In your copy, leave out the pictures; write out all the data exactly.

* _Source records_
----------------

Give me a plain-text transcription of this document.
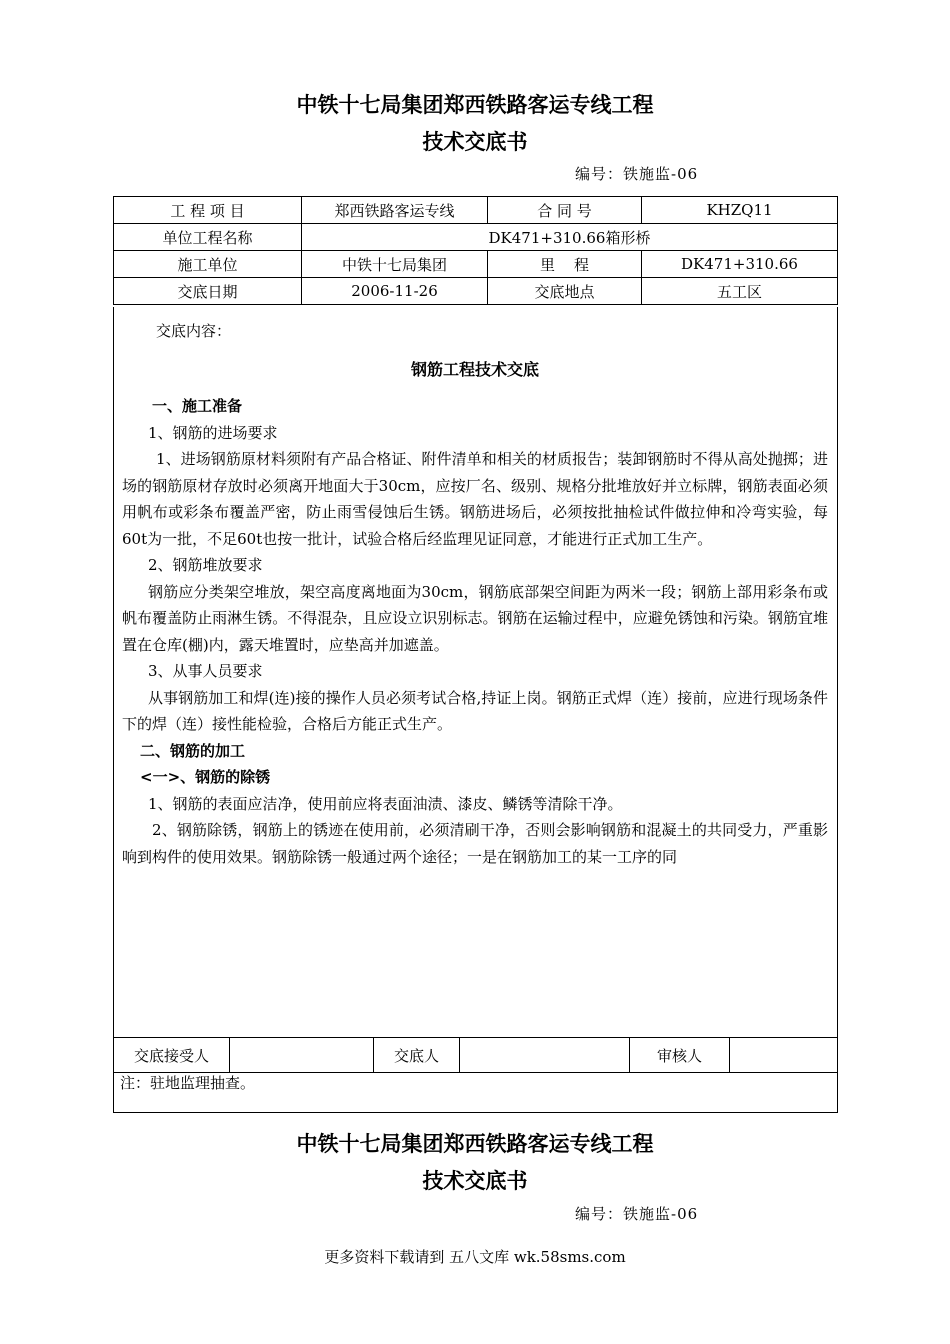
中铁十七局集团郑西铁路客运专线工程
技术交底书
编号：铁施监-06
工 程 项 目	郑西铁路客运专线	合 同 号	KHZQ11
单位工程名称	DK471+310.66箱形桥		
施工单位	中铁十七局集团	里    程	DK471+310.66
交底日期	2006-11-26	交底地点	五工区

交底内容：

钢筋工程技术交底

一、施工准备

1、钢筋的进场要求

1、进场钢筋原材料须附有产品合格证、附件清单和相关的材质报告；装卸钢筋时不得从高处抛掷；进场的钢筋原材存放时必须离开地面大于30cm，应按厂名、级别、规格分批堆放好并立标牌，钢筋表面必须用帆布或彩条布覆盖严密，防止雨雪侵蚀后生锈。钢筋进场后，必须按批抽检试件做拉伸和冷弯实验，每60t为一批，不足60t也按一批计，试验合格后经监理见证同意，才能进行正式加工生产。

2、钢筋堆放要求

钢筋应分类架空堆放，架空高度离地面为30cm，钢筋底部架空间距为两米一段；钢筋上部用彩条布或帆布覆盖防止雨淋生锈。不得混杂，且应设立识别标志。钢筋在运输过程中，应避免锈蚀和污染。钢筋宜堆置在仓库(棚)内，露天堆置时，应垫高并加遮盖。

3、从事人员要求

从事钢筋加工和焊(连)接的操作人员必须考试合格,持证上岗。钢筋正式焊（连）接前，应进行现场条件下的焊（连）接性能检验，合格后方能正式生产。

二、钢筋的加工

<一>、钢筋的除锈

1、钢筋的表面应洁净，使用前应将表面油渍、漆皮、鳞锈等清除干净。

2、钢筋除锈，钢筋上的锈迹在使用前，必须清刷干净，否则会影响钢筋和混凝土的共同受力，严重影响到构件的使用效果。钢筋除锈一般通过两个途径；一是在钢筋加工的某一工序的同

交底接受人		交底人		审核人	
注：驻地监理抽查。
中铁十七局集团郑西铁路客运专线工程
技术交底书
编号：铁施监-06
更多资料下载请到 五八文库 wk.58sms.com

----------------

* _Answer for the task_
Give me a plain-text transcription of this document.
中铁十七局集团郑西铁路客运专线工程
技术交底书
编号：铁施监-06
工 程 项 目	郑西铁路客运专线	合 同 号	KHZQ11
单位工程名称	DK471+310.66箱形桥		
施工单位	中铁十七局集团	里    程	DK471+310.66
交底日期	2006-11-26	交底地点	五工区

交底内容：

钢筋工程技术交底

一、施工准备

1、钢筋的进场要求

1、进场钢筋原材料须附有产品合格证、附件清单和相关的材质报告；装卸钢筋时不得从高处抛掷；进场的钢筋原材存放时必须离开地面大于30cm，应按厂名、级别、规格分批堆放好并立标牌，钢筋表面必须用帆布或彩条布覆盖严密，防止雨雪侵蚀后生锈。钢筋进场后，必须按批抽检试件做拉伸和冷弯实验，每60t为一批，不足60t也按一批计，试验合格后经监理见证同意，才能进行正式加工生产。

2、钢筋堆放要求

钢筋应分类架空堆放，架空高度离地面为30cm，钢筋底部架空间距为两米一段；钢筋上部用彩条布或帆布覆盖防止雨淋生锈。不得混杂，且应设立识别标志。钢筋在运输过程中，应避免锈蚀和污染。钢筋宜堆置在仓库(棚)内，露天堆置时，应垫高并加遮盖。

3、从事人员要求

从事钢筋加工和焊(连)接的操作人员必须考试合格,持证上岗。钢筋正式焊（连）接前，应进行现场条件下的焊（连）接性能检验，合格后方能正式生产。

二、钢筋的加工

<一>、钢筋的除锈

1、钢筋的表面应洁净，使用前应将表面油渍、漆皮、鳞锈等清除干净。

2、钢筋除锈，钢筋上的锈迹在使用前，必须清刷干净，否则会影响钢筋和混凝土的共同受力，严重影响到构件的使用效果。钢筋除锈一般通过两个途径；一是在钢筋加工的某一工序的同

交底接受人		交底人		审核人	
注：驻地监理抽查。
中铁十七局集团郑西铁路客运专线工程
技术交底书
编号：铁施监-06
更多资料下载请到 五八文库 wk.58sms.com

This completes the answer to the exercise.